- **YOUR OBJECTIVE**: Every entry must be duplicated precisely as written.

- **Records from a collection**:

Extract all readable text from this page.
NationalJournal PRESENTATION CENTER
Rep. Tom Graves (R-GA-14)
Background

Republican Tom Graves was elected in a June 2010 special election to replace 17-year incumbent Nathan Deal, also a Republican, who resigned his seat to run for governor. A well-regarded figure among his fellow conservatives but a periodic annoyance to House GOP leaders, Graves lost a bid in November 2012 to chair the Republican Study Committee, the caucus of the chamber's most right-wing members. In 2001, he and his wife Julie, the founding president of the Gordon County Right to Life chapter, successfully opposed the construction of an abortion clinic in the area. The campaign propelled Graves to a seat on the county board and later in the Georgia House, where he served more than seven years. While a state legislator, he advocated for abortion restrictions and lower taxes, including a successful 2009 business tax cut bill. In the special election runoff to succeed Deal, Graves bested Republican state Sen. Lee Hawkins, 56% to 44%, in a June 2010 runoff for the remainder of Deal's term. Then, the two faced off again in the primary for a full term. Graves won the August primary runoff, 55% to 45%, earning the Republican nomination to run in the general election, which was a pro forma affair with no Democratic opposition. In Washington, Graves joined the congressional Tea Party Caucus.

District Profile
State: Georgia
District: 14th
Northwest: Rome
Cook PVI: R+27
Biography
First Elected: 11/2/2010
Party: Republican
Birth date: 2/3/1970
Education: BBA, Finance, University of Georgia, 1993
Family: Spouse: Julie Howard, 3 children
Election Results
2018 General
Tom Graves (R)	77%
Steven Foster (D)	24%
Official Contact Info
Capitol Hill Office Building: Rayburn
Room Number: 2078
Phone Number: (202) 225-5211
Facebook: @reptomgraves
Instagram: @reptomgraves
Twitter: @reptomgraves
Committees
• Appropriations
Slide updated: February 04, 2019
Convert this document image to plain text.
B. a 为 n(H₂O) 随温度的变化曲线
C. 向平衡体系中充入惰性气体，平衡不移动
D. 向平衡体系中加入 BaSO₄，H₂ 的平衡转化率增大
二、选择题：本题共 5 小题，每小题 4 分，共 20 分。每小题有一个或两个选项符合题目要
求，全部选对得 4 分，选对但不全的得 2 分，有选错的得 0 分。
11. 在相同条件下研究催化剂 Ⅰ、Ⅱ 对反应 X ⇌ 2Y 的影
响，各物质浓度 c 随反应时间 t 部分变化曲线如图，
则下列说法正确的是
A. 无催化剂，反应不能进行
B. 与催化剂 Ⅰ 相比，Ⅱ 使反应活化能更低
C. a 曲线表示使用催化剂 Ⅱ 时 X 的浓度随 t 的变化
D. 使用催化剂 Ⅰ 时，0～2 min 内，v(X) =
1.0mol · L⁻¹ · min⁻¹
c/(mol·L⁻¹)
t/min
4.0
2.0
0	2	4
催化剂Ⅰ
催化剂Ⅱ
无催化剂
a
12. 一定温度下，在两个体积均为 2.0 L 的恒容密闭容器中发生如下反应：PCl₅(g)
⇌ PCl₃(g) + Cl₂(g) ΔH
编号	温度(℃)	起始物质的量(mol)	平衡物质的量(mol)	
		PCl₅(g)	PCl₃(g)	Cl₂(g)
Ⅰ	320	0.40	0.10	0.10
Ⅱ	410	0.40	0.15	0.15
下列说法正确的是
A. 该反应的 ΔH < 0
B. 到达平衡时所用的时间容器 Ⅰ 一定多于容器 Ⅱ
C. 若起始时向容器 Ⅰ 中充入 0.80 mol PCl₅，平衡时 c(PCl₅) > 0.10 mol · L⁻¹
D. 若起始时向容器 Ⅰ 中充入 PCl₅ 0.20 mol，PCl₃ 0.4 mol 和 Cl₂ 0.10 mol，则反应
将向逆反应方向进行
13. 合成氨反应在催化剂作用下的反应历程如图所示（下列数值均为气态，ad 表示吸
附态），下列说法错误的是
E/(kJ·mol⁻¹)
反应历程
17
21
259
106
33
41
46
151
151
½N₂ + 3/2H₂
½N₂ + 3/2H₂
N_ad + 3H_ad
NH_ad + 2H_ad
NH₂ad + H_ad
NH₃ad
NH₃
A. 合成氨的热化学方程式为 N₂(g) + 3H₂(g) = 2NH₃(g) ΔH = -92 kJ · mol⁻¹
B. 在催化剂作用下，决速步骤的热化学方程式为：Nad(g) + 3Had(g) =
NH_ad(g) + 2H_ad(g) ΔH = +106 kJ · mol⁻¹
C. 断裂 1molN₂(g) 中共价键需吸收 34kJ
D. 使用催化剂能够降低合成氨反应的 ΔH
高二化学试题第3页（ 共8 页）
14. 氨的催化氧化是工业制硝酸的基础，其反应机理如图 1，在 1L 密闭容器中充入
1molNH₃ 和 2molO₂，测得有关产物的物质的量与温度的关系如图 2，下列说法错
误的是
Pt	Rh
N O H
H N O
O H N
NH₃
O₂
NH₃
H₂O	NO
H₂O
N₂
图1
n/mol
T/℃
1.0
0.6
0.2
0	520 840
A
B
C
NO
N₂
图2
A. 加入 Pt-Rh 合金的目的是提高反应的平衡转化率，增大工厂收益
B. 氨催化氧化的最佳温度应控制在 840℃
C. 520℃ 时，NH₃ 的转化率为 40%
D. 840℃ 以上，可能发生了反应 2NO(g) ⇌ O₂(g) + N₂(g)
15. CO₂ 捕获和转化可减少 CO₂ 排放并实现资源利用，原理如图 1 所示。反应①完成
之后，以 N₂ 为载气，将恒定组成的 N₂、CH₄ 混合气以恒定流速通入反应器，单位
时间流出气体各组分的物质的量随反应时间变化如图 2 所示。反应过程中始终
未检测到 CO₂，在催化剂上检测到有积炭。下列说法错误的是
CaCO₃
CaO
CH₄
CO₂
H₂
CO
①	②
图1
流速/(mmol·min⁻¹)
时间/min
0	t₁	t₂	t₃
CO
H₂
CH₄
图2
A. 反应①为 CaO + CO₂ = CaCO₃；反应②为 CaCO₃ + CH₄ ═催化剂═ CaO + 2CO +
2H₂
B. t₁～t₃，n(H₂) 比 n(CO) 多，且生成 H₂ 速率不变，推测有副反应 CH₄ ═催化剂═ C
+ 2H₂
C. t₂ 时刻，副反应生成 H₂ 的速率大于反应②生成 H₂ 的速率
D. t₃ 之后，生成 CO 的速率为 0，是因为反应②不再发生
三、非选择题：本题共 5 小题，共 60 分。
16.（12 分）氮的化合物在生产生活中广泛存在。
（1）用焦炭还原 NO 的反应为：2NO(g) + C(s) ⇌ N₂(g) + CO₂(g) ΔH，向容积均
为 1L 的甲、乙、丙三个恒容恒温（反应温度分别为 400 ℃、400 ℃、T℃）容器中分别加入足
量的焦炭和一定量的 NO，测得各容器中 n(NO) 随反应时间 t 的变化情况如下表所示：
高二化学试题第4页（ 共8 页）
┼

- **SOLUTION TO THIS PROBLEM**:
Extract all readable text from this page.
NationalJournal PRESENTATION CENTER
Rep. Tom Graves (R-GA-14)
Background

Republican Tom Graves was elected in a June 2010 special election to replace 17-year incumbent Nathan Deal, also a Republican, who resigned his seat to run for governor. A well-regarded figure among his fellow conservatives but a periodic annoyance to House GOP leaders, Graves lost a bid in November 2012 to chair the Republican Study Committee, the caucus of the chamber's most right-wing members. In 2001, he and his wife Julie, the founding president of the Gordon County Right to Life chapter, successfully opposed the construction of an abortion clinic in the area. The campaign propelled Graves to a seat on the county board and later in the Georgia House, where he served more than seven years. While a state legislator, he advocated for abortion restrictions and lower taxes, including a successful 2009 business tax cut bill. In the special election runoff to succeed Deal, Graves bested Republican state Sen. Lee Hawkins, 56% to 44%, in a June 2010 runoff for the remainder of Deal's term. Then, the two faced off again in the primary for a full term. Graves won the August primary runoff, 55% to 45%, earning the Republican nomination to run in the general election, which was a pro forma affair with no Democratic opposition. In Washington, Graves joined the congressional Tea Party Caucus.

District Profile
State: Georgia
District: 14th
Northwest: Rome
Cook PVI: R+27
Biography
First Elected: 11/2/2010
Party: Republican
Birth date: 2/3/1970
Education: BBA, Finance, University of Georgia, 1993
Family: Spouse: Julie Howard, 3 children
Election Results
2018 General
Tom Graves (R)	77%
Steven Foster (D)	24%
Official Contact Info
Capitol Hill Office Building: Rayburn
Room Number: 2078
Phone Number: (202) 225-5211
Facebook: @reptomgraves
Instagram: @reptomgraves
Twitter: @reptomgraves
Committees
• Appropriations
Slide updated: February 04, 2019
Convert this document image to plain text.
B. a 为 n(H₂O) 随温度的变化曲线
C. 向平衡体系中充入惰性气体，平衡不移动
D. 向平衡体系中加入 BaSO₄，H₂ 的平衡转化率增大
二、选择题：本题共 5 小题，每小题 4 分，共 20 分。每小题有一个或两个选项符合题目要
求，全部选对得 4 分，选对但不全的得 2 分，有选错的得 0 分。
11. 在相同条件下研究催化剂 Ⅰ、Ⅱ 对反应 X ⇌ 2Y 的影
响，各物质浓度 c 随反应时间 t 部分变化曲线如图，
则下列说法正确的是
A. 无催化剂，反应不能进行
B. 与催化剂 Ⅰ 相比，Ⅱ 使反应活化能更低
C. a 曲线表示使用催化剂 Ⅱ 时 X 的浓度随 t 的变化
D. 使用催化剂 Ⅰ 时，0～2 min 内，v(X) =
1.0mol · L⁻¹ · min⁻¹
c/(mol·L⁻¹)
t/min
4.0
2.0
0	2	4
催化剂Ⅰ
催化剂Ⅱ
无催化剂
a
12. 一定温度下，在两个体积均为 2.0 L 的恒容密闭容器中发生如下反应：PCl₅(g)
⇌ PCl₃(g) + Cl₂(g) ΔH
编号	温度(℃)	起始物质的量(mol)	平衡物质的量(mol)	
		PCl₅(g)	PCl₃(g)	Cl₂(g)
Ⅰ	320	0.40	0.10	0.10
Ⅱ	410	0.40	0.15	0.15
下列说法正确的是
A. 该反应的 ΔH < 0
B. 到达平衡时所用的时间容器 Ⅰ 一定多于容器 Ⅱ
C. 若起始时向容器 Ⅰ 中充入 0.80 mol PCl₅，平衡时 c(PCl₅) > 0.10 mol · L⁻¹
D. 若起始时向容器 Ⅰ 中充入 PCl₅ 0.20 mol，PCl₃ 0.4 mol 和 Cl₂ 0.10 mol，则反应
将向逆反应方向进行
13. 合成氨反应在催化剂作用下的反应历程如图所示（下列数值均为气态，ad 表示吸
附态），下列说法错误的是
E/(kJ·mol⁻¹)
反应历程
17
21
259
106
33
41
46
151
151
½N₂ + 3/2H₂
½N₂ + 3/2H₂
N_ad + 3H_ad
NH_ad + 2H_ad
NH₂ad + H_ad
NH₃ad
NH₃
A. 合成氨的热化学方程式为 N₂(g) + 3H₂(g) = 2NH₃(g) ΔH = -92 kJ · mol⁻¹
B. 在催化剂作用下，决速步骤的热化学方程式为：Nad(g) + 3Had(g) =
NH_ad(g) + 2H_ad(g) ΔH = +106 kJ · mol⁻¹
C. 断裂 1molN₂(g) 中共价键需吸收 34kJ
D. 使用催化剂能够降低合成氨反应的 ΔH
高二化学试题第3页（ 共8 页）
14. 氨的催化氧化是工业制硝酸的基础，其反应机理如图 1，在 1L 密闭容器中充入
1molNH₃ 和 2molO₂，测得有关产物的物质的量与温度的关系如图 2，下列说法错
误的是
Pt	Rh
N O H
H N O
O H N
NH₃
O₂
NH₃
H₂O	NO
H₂O
N₂
图1
n/mol
T/℃
1.0
0.6
0.2
0	520 840
A
B
C
NO
N₂
图2
A. 加入 Pt-Rh 合金的目的是提高反应的平衡转化率，增大工厂收益
B. 氨催化氧化的最佳温度应控制在 840℃
C. 520℃ 时，NH₃ 的转化率为 40%
D. 840℃ 以上，可能发生了反应 2NO(g) ⇌ O₂(g) + N₂(g)
15. CO₂ 捕获和转化可减少 CO₂ 排放并实现资源利用，原理如图 1 所示。反应①完成
之后，以 N₂ 为载气，将恒定组成的 N₂、CH₄ 混合气以恒定流速通入反应器，单位
时间流出气体各组分的物质的量随反应时间变化如图 2 所示。反应过程中始终
未检测到 CO₂，在催化剂上检测到有积炭。下列说法错误的是
CaCO₃
CaO
CH₄
CO₂
H₂
CO
①	②
图1
流速/(mmol·min⁻¹)
时间/min
0	t₁	t₂	t₃
CO
H₂
CH₄
图2
A. 反应①为 CaO + CO₂ = CaCO₃；反应②为 CaCO₃ + CH₄ ═催化剂═ CaO + 2CO +
2H₂
B. t₁～t₃，n(H₂) 比 n(CO) 多，且生成 H₂ 速率不变，推测有副反应 CH₄ ═催化剂═ C
+ 2H₂
C. t₂ 时刻，副反应生成 H₂ 的速率大于反应②生成 H₂ 的速率
D. t₃ 之后，生成 CO 的速率为 0，是因为反应②不再发生
三、非选择题：本题共 5 小题，共 60 分。
16.（12 分）氮的化合物在生产生活中广泛存在。
（1）用焦炭还原 NO 的反应为：2NO(g) + C(s) ⇌ N₂(g) + CO₂(g) ΔH，向容积均
为 1L 的甲、乙、丙三个恒容恒温（反应温度分别为 400 ℃、400 ℃、T℃）容器中分别加入足
量的焦炭和一定量的 NO，测得各容器中 n(NO) 随反应时间 t 的变化情况如下表所示：
高二化学试题第4页（ 共8 页）
┼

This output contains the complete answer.